## Entries supplied:
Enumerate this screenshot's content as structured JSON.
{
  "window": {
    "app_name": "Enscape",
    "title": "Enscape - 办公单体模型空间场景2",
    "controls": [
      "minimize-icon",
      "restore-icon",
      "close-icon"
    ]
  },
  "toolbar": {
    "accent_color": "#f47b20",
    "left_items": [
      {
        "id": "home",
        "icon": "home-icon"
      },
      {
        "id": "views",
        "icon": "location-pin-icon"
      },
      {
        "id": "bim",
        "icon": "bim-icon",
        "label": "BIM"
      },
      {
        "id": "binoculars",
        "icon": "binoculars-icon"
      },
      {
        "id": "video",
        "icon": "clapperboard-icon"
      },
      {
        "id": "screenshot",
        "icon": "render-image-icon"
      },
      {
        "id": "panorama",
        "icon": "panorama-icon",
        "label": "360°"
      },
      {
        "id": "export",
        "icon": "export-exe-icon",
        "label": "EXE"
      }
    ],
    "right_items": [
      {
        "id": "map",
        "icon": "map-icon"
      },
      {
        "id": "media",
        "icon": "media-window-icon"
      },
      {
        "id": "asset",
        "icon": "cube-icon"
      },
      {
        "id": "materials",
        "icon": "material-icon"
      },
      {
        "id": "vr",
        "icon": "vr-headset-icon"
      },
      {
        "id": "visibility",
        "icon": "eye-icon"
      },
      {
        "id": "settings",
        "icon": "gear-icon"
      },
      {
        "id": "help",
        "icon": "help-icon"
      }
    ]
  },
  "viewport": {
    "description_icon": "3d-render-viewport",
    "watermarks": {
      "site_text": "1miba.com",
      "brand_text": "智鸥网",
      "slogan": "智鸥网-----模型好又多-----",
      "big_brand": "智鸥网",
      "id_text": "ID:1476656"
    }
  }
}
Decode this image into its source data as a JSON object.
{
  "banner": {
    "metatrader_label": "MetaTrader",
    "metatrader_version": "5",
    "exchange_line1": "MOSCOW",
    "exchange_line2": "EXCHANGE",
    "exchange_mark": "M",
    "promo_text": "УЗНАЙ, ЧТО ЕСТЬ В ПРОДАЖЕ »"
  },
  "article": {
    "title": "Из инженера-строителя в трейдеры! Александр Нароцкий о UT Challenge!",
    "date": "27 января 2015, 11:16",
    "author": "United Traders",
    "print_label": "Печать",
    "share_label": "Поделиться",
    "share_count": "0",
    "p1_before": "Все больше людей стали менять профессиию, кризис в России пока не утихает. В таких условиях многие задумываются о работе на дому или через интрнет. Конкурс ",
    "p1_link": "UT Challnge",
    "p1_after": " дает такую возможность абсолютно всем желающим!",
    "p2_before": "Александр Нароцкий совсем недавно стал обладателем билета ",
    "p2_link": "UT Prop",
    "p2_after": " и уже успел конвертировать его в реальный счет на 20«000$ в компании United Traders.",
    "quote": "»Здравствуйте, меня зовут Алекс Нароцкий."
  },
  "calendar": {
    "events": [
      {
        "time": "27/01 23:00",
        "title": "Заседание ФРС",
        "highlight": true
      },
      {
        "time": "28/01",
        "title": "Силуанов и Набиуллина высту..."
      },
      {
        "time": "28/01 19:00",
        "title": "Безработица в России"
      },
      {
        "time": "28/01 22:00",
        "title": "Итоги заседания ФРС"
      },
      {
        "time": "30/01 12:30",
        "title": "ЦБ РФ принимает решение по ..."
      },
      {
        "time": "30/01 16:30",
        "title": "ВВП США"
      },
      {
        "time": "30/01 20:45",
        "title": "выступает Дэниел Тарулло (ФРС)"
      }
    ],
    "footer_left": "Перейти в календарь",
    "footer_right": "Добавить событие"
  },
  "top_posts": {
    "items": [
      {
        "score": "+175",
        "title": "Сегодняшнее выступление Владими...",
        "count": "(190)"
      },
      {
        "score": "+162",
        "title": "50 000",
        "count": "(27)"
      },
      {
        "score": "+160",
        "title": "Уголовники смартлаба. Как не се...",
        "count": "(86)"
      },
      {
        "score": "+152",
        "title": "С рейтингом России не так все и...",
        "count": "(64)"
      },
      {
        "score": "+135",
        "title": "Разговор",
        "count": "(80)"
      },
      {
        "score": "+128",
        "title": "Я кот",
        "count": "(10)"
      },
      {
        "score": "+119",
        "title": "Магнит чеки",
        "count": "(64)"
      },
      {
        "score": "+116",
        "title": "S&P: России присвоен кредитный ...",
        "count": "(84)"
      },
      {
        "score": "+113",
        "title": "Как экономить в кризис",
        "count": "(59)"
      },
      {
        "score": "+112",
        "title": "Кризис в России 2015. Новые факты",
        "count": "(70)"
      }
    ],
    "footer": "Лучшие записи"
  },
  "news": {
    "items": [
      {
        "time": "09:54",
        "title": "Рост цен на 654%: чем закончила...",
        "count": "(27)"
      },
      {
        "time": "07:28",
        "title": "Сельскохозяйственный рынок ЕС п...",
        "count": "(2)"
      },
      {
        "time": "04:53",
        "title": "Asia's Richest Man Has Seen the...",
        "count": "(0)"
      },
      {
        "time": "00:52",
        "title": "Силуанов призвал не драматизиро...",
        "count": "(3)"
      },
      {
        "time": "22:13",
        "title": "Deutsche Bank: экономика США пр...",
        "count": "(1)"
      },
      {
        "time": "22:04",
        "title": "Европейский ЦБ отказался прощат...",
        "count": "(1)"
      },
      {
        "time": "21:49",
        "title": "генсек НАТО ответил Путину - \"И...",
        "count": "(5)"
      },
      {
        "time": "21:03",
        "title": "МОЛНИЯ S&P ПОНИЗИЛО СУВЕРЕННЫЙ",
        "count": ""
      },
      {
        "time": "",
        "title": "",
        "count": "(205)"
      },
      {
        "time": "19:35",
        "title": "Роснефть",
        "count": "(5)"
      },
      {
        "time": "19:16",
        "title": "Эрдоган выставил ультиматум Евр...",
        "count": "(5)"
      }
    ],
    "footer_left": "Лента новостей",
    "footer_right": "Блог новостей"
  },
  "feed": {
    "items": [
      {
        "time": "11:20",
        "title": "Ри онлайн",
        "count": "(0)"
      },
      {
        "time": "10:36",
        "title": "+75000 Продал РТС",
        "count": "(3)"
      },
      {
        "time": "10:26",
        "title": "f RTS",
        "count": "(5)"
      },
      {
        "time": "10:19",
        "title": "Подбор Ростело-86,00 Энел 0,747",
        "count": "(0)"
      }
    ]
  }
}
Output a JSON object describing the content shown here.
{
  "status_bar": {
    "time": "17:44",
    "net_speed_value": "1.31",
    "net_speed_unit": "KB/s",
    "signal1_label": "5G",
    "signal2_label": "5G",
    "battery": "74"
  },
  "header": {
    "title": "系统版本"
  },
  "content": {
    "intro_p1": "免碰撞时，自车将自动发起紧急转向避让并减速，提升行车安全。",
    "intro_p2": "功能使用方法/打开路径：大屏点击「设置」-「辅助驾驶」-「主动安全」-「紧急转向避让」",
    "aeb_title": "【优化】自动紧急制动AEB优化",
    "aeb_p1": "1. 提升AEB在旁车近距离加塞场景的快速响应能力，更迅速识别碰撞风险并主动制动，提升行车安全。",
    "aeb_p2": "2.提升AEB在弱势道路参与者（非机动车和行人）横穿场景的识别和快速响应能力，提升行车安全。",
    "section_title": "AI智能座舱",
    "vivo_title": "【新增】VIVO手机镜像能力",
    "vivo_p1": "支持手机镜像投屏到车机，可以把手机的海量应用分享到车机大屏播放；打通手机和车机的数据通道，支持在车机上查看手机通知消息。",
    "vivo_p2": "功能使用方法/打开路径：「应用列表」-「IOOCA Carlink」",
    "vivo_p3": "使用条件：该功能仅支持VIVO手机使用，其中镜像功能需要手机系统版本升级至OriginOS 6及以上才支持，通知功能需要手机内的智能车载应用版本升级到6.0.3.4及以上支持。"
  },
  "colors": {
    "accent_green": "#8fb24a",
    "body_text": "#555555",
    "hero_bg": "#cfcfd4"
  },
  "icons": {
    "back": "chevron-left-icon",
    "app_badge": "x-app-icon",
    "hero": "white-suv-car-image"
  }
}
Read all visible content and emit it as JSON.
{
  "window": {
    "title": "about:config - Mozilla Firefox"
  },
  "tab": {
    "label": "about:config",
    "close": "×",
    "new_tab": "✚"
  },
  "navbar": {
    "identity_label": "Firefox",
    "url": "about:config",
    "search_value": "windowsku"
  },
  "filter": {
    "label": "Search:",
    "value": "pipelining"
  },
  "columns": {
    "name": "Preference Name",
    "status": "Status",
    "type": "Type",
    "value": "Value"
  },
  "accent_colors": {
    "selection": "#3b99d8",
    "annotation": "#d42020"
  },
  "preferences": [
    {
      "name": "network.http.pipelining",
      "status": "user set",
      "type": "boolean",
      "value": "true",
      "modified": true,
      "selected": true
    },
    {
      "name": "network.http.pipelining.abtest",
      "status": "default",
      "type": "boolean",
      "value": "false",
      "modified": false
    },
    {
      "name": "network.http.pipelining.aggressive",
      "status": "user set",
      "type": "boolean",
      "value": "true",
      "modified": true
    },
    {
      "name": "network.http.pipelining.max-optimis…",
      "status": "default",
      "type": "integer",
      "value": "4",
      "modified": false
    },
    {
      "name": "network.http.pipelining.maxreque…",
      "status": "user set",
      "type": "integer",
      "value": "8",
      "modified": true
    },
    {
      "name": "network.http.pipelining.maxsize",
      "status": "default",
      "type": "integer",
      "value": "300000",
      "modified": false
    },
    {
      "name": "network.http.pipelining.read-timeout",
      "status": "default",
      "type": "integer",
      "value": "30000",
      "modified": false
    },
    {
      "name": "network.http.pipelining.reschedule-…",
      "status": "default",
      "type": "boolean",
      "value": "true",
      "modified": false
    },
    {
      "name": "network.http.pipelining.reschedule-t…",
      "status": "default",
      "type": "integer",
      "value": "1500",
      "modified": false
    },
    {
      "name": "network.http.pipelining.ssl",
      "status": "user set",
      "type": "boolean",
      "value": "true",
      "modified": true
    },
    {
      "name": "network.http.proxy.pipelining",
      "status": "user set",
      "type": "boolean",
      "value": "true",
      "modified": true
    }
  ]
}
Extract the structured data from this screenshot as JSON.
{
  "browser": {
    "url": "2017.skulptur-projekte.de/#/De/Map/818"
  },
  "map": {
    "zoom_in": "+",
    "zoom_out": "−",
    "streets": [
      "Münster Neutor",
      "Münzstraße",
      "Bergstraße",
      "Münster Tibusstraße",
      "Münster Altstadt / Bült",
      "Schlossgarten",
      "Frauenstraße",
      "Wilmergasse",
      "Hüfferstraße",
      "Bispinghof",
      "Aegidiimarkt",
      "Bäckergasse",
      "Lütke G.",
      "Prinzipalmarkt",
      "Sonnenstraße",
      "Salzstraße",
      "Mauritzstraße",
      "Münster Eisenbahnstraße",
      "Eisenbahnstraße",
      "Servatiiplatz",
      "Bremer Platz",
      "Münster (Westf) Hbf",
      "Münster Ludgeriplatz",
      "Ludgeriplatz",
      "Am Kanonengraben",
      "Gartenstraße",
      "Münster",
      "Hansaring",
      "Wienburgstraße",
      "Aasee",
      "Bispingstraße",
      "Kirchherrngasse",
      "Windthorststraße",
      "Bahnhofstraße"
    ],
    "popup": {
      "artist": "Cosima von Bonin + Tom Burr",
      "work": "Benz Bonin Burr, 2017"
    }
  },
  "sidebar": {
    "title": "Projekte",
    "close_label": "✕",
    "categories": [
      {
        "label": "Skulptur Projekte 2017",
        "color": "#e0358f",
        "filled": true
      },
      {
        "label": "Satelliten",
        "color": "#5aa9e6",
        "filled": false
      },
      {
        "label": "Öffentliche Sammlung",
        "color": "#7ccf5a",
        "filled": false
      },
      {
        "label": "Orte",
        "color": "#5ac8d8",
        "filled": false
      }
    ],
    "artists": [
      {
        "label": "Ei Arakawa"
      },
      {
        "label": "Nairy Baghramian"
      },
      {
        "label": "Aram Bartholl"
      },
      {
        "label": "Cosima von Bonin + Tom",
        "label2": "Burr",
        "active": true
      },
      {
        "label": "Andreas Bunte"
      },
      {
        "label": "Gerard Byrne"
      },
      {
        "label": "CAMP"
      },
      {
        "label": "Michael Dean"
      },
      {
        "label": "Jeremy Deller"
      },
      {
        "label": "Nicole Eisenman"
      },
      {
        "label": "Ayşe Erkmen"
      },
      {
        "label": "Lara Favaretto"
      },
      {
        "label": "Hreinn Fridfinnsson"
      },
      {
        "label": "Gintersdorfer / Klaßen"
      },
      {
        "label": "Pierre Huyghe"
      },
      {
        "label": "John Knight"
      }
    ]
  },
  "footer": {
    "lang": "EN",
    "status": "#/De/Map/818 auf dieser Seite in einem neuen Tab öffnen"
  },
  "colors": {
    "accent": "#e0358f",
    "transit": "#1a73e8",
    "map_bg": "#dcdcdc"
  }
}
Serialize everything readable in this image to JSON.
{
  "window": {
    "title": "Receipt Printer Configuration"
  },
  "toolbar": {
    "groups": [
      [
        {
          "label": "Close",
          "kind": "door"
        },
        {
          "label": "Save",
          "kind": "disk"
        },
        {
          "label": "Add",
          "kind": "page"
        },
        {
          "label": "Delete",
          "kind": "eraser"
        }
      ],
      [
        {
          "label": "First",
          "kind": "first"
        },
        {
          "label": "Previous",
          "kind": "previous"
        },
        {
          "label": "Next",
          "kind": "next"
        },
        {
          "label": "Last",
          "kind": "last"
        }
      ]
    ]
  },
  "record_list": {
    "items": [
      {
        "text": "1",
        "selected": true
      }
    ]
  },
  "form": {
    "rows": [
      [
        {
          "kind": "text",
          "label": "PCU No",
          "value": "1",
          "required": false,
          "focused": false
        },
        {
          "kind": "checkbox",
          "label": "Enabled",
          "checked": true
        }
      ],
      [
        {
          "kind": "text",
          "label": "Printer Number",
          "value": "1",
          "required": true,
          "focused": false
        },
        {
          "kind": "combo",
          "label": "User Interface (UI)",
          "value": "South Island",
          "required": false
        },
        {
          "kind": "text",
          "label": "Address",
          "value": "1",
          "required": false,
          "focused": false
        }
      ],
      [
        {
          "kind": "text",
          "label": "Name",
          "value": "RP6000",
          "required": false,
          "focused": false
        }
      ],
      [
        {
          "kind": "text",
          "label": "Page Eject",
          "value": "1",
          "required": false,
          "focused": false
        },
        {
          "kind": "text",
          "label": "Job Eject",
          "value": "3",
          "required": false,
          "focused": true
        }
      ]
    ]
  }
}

## Task goal:
Above are the records. Copy every line in them holding "Силуанов".

## Task response:
        "title": "Силуанов и Набиуллина высту..."
        "title": "Силуанов призвал не драматизиро...",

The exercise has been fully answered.